- Your instructions -
Reproduce each line bearing the word "seguinte".
--- start of Source data ---
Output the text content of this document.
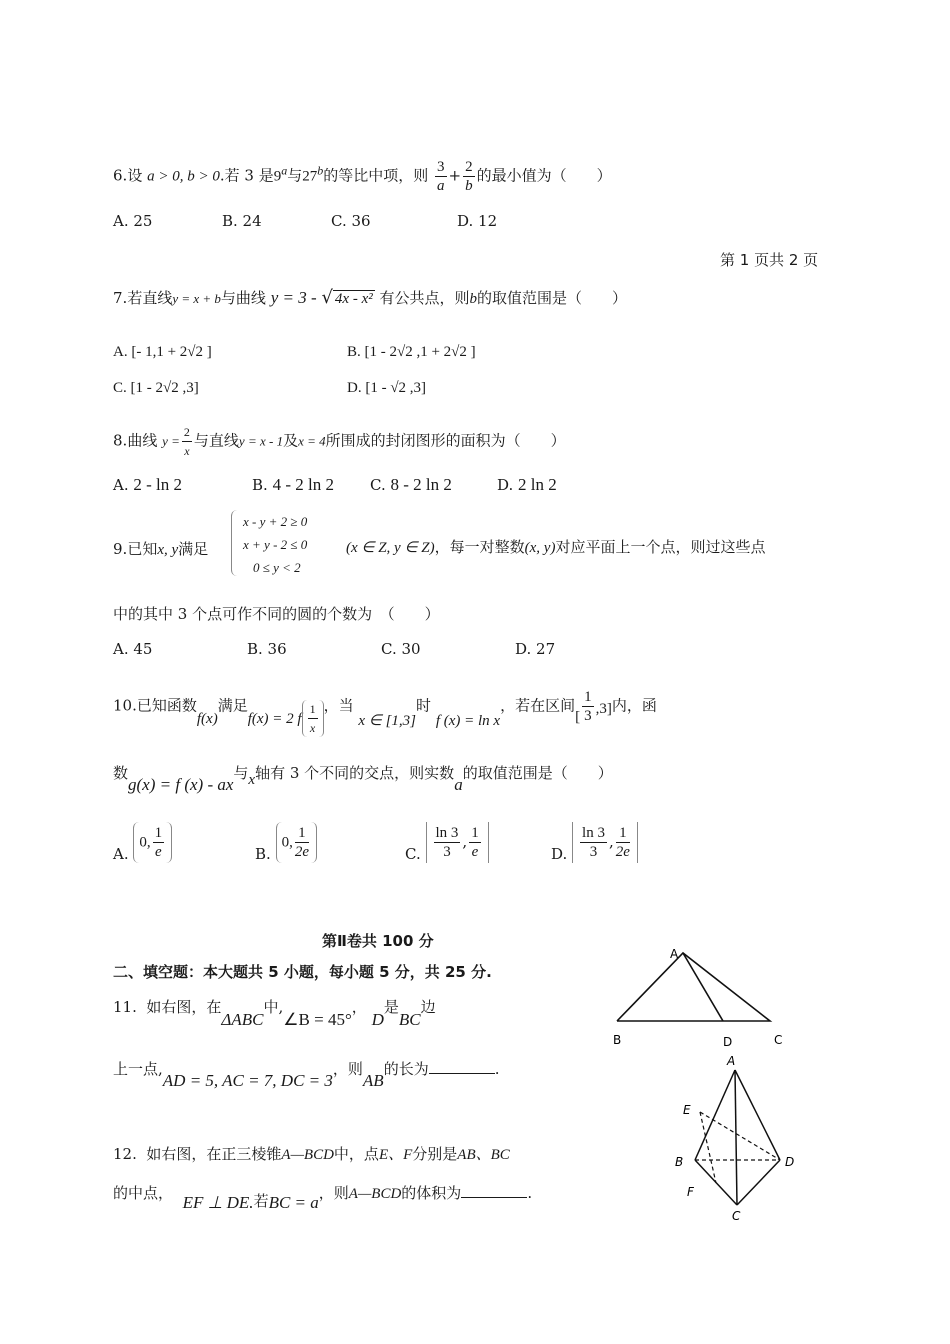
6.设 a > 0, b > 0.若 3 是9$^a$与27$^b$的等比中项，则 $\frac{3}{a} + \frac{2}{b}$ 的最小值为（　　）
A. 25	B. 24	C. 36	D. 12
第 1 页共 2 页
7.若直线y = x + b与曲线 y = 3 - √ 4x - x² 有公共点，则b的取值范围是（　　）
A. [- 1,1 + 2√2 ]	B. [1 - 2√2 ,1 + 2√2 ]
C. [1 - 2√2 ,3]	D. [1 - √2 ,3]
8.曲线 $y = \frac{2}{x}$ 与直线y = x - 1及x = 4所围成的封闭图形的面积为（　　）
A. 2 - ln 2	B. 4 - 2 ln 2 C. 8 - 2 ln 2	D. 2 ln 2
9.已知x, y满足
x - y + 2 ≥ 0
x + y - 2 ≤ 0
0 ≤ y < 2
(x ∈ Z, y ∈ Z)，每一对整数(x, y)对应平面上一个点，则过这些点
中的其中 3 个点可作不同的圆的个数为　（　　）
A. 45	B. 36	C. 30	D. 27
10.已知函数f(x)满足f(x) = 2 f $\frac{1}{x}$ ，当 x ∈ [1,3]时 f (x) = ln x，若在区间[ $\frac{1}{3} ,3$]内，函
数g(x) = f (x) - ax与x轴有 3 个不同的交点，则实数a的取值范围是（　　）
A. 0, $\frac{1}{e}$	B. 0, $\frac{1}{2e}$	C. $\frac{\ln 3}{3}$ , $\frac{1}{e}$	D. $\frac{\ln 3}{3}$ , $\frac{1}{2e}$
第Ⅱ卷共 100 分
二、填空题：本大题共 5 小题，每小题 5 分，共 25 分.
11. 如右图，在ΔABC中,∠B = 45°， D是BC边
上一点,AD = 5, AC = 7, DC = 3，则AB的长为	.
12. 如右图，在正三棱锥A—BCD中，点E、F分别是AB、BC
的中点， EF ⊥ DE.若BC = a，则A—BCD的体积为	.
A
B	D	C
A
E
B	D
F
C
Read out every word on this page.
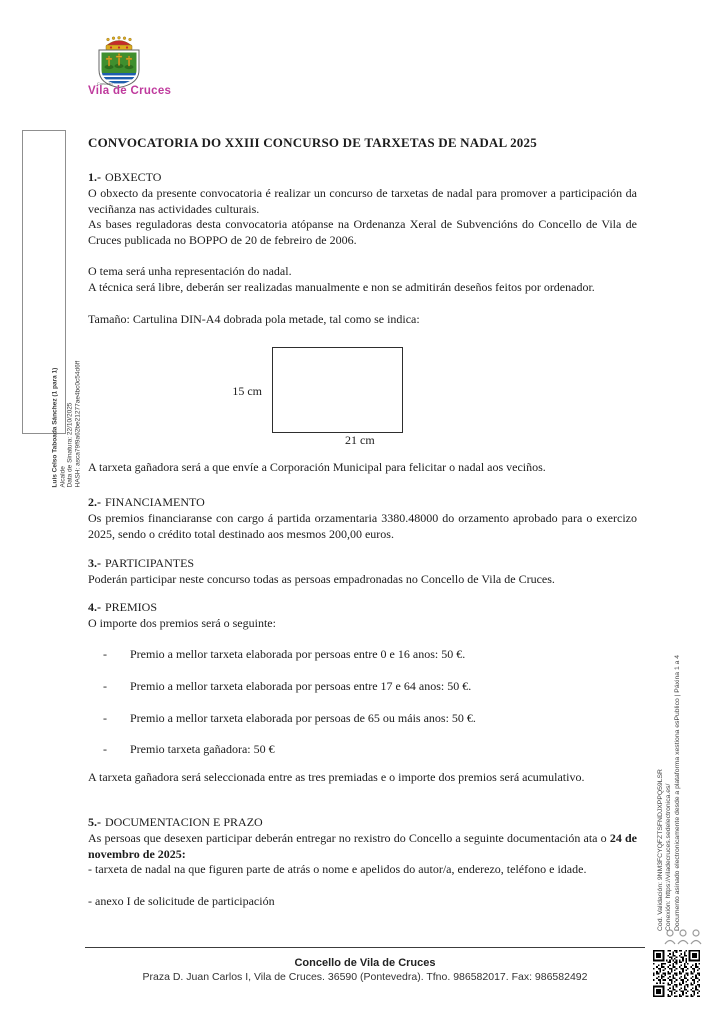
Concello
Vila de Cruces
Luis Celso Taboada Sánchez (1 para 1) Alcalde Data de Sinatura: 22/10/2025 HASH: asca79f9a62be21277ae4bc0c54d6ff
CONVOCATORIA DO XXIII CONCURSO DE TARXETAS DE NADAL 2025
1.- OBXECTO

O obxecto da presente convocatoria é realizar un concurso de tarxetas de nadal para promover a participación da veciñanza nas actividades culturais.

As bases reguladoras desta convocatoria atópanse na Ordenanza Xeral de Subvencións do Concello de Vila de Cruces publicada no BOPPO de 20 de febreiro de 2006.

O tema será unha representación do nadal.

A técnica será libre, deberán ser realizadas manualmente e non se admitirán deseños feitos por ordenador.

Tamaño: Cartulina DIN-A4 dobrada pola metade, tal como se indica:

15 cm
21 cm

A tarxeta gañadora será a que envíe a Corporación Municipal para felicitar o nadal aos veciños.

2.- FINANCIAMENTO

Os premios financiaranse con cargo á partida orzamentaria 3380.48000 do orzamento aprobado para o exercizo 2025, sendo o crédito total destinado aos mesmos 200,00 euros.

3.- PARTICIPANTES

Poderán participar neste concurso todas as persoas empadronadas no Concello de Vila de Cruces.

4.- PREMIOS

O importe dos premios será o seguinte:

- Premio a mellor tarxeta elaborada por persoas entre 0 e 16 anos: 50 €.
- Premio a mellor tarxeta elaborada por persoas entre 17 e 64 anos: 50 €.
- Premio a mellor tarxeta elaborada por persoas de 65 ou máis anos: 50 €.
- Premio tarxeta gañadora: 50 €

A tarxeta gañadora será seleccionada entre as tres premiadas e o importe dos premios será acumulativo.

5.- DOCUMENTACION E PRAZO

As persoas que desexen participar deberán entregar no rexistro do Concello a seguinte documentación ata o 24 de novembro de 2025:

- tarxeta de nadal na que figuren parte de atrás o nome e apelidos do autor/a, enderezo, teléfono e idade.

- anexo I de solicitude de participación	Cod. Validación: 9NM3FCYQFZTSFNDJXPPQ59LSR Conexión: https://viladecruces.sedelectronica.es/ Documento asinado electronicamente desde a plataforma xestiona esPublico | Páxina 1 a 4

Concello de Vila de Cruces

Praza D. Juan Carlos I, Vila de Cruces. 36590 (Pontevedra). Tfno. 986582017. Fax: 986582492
--- end of Source data ---
- Correct result -
O importe dos premios será o seguinte:
As persoas que desexen participar deberán entregar no rexistro do Concello a seguinte documentación ata o 24 de novembro de 2025:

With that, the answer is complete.